:: SELECTED EXCERPT

Limitations of rushmore in sql style queries

steve4king · Aug 8, 2012

This is mostly an academic question as my application serves it's purpose fast enough..

I'm doing a process to kill some sensitive data that we don't need.
One of the fields I just shrink, truncating the bad data before updating.
Next:

Code:

Wait Window "This may take a few minutes - TRANLOG Step 2/5" Nowait
REPL SENT  WITH "MYNUMS#"+ALLTRIM(INVOICE),ACCOUNT  WITH 'XXXXXXXXXXXX'+RIGHT(ALLTRIM(ACCOUNT ),4), ACCT_EXP  WITH 'XXXX' FOR !(LEFT(ACCOUNT ,1)$"X*") AND !EMPTY(ACCOUNT )
					
Wait Window "This may take a few minutes - TRANLOG Step 3/5" Nowait
REPL SENT1 WITH "MYNUMS#"+ALLTRIM(INVOICE),ACCOUNT1 WITH 'XXXXXXXXXXXX'+RIGHT(ALLTRIM(ACCOUNT1),4), ACCT_EXP1 WITH 'XXXX' FOR !(LEFT(ACCOUNT1,1)$"X*") AND !EMPTY(ACCOUNT1)
					
Wait Window "This may take a few minutes - TRANLOG Step 4/5" Nowait
REPL SENT  WITH "MYNUMS#"+ALLTRIM(INVOICE),ACCOUNT  WITH IIF(!EMPTY(account ),'XXXXXXXXXXXX'+RIGHT(ACCOUNT ,4),''), ACCT_EXP  WITH IIF(!EMPTY(ACCT_EXP ),'XXXX','') FOR SENT  != "MYNUMS" and LEN(ALLTRIM(SENT ))>15
					
Wait Window "This may take a few minutes - TRANLOG Step 5/5" Nowait
REPL SENT1 WITH "MYNUMS#"+ALLTRIM(INVOICE),ACCOUNT1 WITH IIF(!EMPTY(account1),'XXXXXXXXXXXX'+RIGHT(ACCOUNT1,4),''), ACCT_EXP1 WITH IIF(!EMPTY(ACCT_EXP1),'XXXX','') FOR SENT1 != "MYNUMS" and LEN(ALLTRIM(SENT1))>15

This actually runs fairly quickly in a table with about 1mil records.

::::
:: GIVEN INFORMATION

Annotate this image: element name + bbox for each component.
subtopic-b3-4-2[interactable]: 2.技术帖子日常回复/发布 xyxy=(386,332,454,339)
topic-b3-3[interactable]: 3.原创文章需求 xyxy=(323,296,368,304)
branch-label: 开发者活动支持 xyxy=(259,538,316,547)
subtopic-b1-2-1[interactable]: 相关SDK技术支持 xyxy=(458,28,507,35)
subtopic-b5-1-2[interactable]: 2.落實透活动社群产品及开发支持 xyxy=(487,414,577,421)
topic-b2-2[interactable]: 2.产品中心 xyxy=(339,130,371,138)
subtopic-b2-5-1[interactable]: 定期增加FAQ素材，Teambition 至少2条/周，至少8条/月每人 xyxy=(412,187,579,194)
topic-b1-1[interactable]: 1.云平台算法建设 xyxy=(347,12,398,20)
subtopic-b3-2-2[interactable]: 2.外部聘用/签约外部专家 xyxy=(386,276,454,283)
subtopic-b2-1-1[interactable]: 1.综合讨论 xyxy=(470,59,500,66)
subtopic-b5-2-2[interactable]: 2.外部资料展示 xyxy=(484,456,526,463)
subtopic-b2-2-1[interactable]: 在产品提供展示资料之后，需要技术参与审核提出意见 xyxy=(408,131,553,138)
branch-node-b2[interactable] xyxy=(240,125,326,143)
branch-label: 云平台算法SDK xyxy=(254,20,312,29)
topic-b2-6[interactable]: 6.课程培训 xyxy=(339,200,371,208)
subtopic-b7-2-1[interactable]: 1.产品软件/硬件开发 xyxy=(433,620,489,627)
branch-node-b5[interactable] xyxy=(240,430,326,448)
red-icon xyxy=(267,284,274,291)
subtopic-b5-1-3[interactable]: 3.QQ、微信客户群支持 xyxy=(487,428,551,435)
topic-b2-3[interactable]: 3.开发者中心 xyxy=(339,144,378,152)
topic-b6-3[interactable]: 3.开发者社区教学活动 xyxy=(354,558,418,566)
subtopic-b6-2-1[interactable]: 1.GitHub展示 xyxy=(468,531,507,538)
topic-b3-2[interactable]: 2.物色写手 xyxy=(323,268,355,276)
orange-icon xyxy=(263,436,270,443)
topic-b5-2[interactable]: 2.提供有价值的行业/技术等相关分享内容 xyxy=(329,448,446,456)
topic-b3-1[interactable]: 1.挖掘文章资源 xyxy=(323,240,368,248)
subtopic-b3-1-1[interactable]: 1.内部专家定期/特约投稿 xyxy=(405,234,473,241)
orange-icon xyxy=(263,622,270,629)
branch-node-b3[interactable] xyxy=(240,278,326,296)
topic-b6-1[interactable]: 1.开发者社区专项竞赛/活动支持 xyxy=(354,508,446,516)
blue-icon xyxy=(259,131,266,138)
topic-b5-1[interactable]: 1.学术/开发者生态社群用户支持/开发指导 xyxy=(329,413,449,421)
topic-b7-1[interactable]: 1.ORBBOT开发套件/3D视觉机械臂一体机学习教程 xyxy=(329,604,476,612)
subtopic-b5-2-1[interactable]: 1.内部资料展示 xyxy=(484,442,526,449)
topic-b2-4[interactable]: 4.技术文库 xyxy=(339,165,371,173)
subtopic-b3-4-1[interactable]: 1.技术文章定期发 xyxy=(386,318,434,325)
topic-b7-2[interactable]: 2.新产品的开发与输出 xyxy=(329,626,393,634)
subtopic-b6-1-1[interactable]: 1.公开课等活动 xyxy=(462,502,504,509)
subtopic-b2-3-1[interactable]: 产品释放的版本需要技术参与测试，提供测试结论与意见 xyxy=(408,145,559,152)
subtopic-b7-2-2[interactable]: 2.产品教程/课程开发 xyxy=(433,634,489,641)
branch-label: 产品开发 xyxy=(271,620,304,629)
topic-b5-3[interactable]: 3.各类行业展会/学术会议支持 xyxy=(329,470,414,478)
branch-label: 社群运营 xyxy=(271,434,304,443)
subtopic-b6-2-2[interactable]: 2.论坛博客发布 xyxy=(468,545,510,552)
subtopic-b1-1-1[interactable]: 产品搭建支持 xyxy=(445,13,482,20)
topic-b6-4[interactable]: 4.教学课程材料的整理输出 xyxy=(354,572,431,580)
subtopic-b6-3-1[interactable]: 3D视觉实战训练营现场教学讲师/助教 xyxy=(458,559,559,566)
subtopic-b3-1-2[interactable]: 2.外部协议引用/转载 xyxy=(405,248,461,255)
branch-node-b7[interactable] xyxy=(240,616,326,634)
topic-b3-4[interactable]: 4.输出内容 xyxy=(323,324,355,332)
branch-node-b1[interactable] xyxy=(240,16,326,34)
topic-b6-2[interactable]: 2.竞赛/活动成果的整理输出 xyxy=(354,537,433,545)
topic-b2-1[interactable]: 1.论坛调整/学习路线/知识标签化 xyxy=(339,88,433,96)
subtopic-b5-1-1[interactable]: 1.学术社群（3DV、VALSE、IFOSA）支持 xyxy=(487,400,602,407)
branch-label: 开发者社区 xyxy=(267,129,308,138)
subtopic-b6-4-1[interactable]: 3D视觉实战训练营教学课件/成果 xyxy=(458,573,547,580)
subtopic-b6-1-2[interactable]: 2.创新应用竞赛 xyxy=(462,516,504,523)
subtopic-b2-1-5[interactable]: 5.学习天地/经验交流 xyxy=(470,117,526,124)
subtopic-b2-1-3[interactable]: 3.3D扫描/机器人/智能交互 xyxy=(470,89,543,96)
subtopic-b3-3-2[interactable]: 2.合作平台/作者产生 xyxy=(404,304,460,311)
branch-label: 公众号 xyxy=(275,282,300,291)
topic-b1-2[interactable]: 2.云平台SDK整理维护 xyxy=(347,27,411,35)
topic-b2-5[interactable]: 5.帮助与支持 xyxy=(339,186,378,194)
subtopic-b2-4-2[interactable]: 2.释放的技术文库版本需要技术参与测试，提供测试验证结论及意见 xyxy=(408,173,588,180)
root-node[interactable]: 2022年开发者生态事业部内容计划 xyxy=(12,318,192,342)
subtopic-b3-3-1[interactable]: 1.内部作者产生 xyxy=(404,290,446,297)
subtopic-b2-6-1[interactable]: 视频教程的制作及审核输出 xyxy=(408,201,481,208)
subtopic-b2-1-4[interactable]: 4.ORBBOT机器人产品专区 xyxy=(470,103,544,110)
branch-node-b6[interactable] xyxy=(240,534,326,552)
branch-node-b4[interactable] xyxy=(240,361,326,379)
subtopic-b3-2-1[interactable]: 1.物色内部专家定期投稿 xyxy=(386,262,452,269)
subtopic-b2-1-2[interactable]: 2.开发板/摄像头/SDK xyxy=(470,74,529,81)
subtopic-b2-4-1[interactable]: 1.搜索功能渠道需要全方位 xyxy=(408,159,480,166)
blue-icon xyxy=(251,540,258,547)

::::
:: GIVEN INFORMATION

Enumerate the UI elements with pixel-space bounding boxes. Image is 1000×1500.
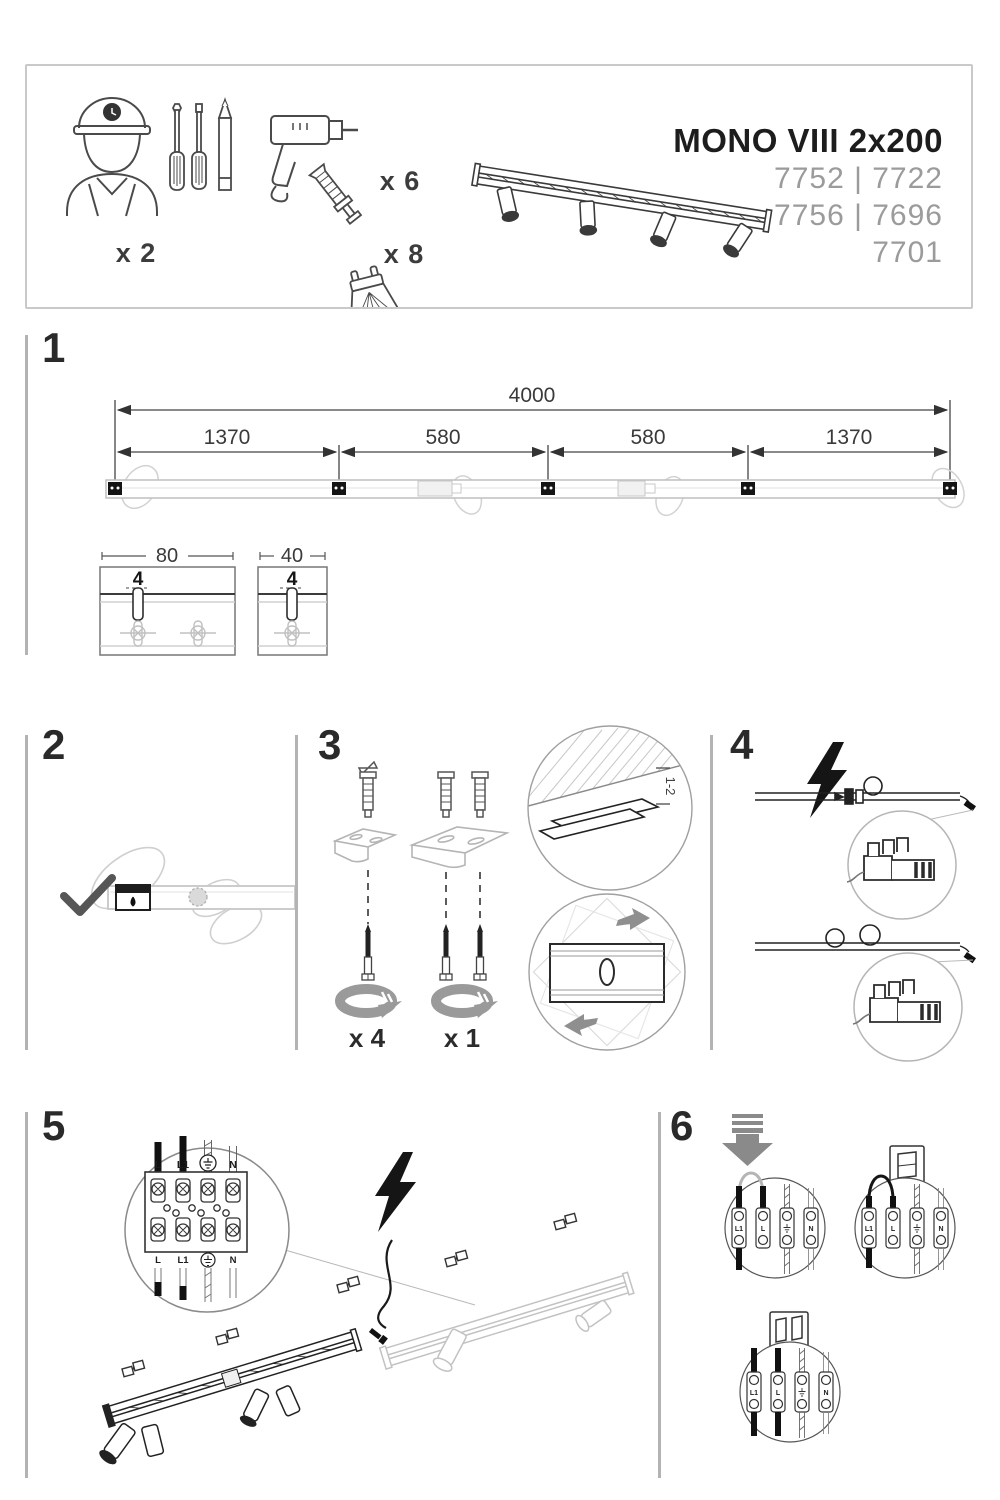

::::

YOUR TASKS ▸
**A.** According to the forum post on Rushmore, roughly how many records does the table hold?
**B.** Write the next part of the forum post on Rushmore, picking up after its last sentence.
The rows aren't needed here.

THE RESPONSES ▸
**A.** About 1 million records.

**B.**
Afterwards I want to verify a few things.
I check the structure easily enough, then:

Code:

select count(*) from mytable where ((!LEFT(ACCOUNT ,1)$"X*") AND !EMPTY(ACCOUNT )) or ((!LEFT(ACCOUNT1 ,1)$"X*") AND !EMPTY(ACCOUNT1 ))

This also runs fairly quickly with my test data. But I was curious if there is a better way to form this.
(Note that there are no indexes on the table, and creating an index just for this task takes as long as the task without an index and provides negligible results.)

steve4king · Aug 8, 2012

I see that I didn't actually ask a question here haha..

The question is.. what are the limitations of Rushmore, what kinds of filters work well and which do not.

I only recently discovered that the == comparative does not play well. What other kinds of functions will slow down my application?

Olaf Doschke · Aug 8, 2012

Well, your missing the point about indexes, you build an index once and for all time, the only reason to rebuild it is, it's broken. Besides your statements are REPLACES, not SQL "style". SQL is SQL-SELECT, SQL-INSERT (as opposed to the INSERT command) and SQL-DELETE (as oppesd to DELETE FOR).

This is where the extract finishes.